(Collection entries)
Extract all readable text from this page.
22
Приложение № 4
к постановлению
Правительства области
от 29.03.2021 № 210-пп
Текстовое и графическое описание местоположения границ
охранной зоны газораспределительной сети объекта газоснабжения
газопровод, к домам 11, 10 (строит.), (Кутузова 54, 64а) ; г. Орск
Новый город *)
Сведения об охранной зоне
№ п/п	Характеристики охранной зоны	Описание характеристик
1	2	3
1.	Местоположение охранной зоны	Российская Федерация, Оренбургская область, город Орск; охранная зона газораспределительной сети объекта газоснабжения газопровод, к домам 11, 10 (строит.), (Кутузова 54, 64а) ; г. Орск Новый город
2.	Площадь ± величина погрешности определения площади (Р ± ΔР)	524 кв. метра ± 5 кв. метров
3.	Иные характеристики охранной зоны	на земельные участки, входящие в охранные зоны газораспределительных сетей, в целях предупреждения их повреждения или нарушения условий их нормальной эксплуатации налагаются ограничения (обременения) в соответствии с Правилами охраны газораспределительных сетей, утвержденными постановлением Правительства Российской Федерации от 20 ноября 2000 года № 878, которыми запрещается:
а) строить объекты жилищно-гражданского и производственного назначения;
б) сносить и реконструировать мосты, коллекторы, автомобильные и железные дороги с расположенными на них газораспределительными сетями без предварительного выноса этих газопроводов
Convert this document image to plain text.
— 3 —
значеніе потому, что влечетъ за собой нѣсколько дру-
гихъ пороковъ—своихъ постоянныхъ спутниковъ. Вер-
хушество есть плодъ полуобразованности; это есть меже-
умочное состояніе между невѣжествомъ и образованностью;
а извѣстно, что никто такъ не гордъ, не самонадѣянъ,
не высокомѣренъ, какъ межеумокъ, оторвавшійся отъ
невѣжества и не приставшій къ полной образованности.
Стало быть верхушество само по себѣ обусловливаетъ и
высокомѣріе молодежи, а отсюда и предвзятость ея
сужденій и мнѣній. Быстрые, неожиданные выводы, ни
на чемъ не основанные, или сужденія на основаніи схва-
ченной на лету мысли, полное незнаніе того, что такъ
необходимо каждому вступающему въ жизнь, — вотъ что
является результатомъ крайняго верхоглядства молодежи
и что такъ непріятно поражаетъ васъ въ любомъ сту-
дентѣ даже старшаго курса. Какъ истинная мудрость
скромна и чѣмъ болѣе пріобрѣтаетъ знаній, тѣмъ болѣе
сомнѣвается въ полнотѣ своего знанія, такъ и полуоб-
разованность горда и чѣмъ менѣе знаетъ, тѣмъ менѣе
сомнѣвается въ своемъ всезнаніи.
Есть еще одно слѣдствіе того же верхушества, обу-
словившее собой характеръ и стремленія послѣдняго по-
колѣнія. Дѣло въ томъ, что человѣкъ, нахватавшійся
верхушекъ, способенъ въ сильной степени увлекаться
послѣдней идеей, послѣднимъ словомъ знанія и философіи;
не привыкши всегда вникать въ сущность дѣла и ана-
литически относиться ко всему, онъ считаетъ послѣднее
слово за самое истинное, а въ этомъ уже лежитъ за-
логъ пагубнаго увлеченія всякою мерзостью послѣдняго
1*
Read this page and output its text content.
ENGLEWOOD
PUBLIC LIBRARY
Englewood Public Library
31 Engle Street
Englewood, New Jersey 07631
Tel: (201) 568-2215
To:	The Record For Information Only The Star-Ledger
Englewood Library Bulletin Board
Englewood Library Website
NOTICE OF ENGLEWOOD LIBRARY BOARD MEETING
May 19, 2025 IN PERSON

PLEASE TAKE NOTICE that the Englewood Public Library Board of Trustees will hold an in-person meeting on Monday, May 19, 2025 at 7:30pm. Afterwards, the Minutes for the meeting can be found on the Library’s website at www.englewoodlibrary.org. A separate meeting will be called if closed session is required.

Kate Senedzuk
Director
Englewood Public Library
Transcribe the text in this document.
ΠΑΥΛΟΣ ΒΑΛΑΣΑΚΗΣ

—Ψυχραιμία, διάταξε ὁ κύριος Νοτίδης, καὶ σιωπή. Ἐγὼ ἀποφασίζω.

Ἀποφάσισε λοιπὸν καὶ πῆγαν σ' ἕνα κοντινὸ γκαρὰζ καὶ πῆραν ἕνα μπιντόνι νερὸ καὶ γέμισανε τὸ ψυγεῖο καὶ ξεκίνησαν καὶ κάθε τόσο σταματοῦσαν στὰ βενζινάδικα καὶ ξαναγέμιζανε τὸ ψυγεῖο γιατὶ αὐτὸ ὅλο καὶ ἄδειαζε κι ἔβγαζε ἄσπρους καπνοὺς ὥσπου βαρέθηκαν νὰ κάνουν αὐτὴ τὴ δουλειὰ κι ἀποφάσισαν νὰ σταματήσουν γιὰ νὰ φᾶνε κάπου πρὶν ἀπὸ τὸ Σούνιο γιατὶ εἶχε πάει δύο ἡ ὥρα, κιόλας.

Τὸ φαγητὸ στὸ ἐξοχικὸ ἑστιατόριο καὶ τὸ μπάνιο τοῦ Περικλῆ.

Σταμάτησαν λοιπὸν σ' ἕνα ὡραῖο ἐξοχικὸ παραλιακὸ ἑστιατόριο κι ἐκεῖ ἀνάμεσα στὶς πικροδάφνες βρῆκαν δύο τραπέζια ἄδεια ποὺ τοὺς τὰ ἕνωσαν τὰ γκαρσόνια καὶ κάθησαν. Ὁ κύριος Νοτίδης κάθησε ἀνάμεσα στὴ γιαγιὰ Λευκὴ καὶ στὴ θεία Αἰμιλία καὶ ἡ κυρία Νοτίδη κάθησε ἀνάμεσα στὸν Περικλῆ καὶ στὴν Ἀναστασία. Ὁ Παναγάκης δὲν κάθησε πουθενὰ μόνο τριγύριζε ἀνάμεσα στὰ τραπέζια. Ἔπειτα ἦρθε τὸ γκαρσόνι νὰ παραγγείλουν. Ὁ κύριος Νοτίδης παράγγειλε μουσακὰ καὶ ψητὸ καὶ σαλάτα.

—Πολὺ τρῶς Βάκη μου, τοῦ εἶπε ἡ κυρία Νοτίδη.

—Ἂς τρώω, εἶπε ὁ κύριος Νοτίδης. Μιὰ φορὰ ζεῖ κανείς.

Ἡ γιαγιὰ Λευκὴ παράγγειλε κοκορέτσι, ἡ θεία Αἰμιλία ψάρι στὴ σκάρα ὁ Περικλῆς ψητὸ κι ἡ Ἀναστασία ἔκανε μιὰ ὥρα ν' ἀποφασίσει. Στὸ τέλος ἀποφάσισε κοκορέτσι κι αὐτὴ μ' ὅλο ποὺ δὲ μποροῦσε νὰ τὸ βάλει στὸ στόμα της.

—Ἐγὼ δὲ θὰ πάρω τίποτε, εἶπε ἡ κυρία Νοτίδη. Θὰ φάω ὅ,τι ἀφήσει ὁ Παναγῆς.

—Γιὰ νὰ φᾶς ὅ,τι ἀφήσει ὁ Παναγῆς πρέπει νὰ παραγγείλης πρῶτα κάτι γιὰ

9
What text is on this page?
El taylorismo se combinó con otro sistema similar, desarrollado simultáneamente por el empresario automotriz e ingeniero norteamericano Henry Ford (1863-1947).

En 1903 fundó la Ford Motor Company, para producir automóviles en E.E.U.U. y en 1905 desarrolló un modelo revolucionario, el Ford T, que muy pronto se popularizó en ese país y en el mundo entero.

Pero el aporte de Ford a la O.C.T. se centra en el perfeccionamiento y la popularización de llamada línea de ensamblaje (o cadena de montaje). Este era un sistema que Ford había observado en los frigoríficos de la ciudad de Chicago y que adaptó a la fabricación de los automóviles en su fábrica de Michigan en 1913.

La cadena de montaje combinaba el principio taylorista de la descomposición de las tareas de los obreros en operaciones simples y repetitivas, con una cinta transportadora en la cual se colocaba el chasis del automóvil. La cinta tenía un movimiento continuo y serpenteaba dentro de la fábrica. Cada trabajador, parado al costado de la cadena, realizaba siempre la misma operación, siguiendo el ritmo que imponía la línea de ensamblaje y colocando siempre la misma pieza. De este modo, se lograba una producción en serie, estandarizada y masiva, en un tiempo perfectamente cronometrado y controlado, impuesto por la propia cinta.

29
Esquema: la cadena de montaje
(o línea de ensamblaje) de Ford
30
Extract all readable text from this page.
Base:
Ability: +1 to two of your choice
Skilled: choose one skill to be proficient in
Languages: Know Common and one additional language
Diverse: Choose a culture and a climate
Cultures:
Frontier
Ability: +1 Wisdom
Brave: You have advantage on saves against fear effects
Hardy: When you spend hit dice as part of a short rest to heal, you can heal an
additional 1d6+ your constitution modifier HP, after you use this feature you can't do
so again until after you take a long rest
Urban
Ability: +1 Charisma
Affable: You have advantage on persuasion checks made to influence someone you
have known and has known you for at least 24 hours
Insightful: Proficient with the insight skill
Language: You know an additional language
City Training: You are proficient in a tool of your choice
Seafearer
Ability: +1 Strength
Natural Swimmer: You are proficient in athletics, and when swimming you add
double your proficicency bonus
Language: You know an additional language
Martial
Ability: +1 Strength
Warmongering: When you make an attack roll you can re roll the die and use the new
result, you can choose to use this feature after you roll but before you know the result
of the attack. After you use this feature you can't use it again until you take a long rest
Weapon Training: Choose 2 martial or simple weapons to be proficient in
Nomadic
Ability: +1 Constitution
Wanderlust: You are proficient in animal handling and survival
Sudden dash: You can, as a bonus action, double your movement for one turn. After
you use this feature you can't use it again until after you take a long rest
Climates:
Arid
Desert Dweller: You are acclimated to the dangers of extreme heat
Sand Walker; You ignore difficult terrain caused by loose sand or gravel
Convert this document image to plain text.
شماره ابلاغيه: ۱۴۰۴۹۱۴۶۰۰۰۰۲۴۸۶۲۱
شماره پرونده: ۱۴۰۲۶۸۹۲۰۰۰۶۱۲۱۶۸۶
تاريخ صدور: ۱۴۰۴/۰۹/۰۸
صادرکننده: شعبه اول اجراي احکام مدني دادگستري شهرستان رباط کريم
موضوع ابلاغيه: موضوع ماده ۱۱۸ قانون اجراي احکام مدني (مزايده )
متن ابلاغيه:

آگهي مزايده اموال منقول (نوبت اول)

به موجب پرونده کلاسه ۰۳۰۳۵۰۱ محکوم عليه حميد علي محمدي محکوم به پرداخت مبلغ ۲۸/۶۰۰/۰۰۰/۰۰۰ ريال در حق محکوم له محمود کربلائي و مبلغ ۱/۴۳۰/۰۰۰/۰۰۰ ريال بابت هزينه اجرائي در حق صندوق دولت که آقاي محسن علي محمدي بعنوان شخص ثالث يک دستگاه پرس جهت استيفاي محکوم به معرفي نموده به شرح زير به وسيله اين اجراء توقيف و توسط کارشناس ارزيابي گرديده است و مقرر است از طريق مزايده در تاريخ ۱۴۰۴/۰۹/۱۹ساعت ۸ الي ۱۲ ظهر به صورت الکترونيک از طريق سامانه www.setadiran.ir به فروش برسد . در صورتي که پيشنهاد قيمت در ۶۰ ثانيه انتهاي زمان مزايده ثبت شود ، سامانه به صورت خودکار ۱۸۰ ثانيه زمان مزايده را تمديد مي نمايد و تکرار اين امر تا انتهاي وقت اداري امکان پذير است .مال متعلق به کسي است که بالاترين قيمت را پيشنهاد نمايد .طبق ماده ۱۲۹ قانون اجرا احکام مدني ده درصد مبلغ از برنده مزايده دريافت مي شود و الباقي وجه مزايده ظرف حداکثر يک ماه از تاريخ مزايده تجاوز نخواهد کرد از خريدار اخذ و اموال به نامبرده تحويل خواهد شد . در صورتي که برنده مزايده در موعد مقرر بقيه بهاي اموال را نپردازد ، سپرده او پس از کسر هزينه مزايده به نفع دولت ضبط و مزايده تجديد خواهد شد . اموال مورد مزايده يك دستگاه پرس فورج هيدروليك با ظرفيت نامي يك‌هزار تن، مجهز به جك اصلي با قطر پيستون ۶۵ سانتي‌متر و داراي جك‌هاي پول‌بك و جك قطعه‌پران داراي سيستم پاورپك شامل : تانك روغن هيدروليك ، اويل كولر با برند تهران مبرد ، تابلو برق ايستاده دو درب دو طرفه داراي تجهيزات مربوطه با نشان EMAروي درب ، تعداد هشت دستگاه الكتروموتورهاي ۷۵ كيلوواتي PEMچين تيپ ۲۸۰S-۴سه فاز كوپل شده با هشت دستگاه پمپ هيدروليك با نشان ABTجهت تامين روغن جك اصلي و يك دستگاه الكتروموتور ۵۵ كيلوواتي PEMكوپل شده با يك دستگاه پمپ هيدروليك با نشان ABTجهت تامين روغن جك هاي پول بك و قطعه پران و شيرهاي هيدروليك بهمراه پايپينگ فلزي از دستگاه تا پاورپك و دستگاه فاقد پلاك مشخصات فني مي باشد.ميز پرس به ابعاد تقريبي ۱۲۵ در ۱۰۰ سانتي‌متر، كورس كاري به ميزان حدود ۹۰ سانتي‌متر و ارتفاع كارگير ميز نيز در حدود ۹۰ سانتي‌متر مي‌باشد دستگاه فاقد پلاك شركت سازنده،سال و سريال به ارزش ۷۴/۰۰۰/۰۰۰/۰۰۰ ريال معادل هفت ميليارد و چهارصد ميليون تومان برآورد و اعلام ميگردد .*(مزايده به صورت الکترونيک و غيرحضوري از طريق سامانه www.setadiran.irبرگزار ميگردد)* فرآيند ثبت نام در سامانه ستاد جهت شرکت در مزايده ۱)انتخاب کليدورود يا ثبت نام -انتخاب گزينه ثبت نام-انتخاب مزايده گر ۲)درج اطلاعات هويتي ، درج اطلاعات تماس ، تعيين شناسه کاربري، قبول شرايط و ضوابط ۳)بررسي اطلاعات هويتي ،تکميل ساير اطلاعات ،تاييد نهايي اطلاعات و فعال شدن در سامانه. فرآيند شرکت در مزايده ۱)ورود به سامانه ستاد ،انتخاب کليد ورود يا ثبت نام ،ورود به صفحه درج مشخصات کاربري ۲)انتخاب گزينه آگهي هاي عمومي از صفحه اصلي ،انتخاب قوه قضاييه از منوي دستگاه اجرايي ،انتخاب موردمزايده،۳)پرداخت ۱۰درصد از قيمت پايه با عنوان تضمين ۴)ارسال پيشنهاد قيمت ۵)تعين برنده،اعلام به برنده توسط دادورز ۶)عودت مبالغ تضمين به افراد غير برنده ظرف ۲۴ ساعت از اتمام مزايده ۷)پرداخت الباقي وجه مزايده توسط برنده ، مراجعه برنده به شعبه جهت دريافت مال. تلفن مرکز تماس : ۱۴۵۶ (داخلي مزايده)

== WORK TO BE COMPLETED ==
Take every line from the data that contains the word "choice".

== REPLY ==
Ability: +1 to two of your choice
City Training: You are proficient in a tool of your choice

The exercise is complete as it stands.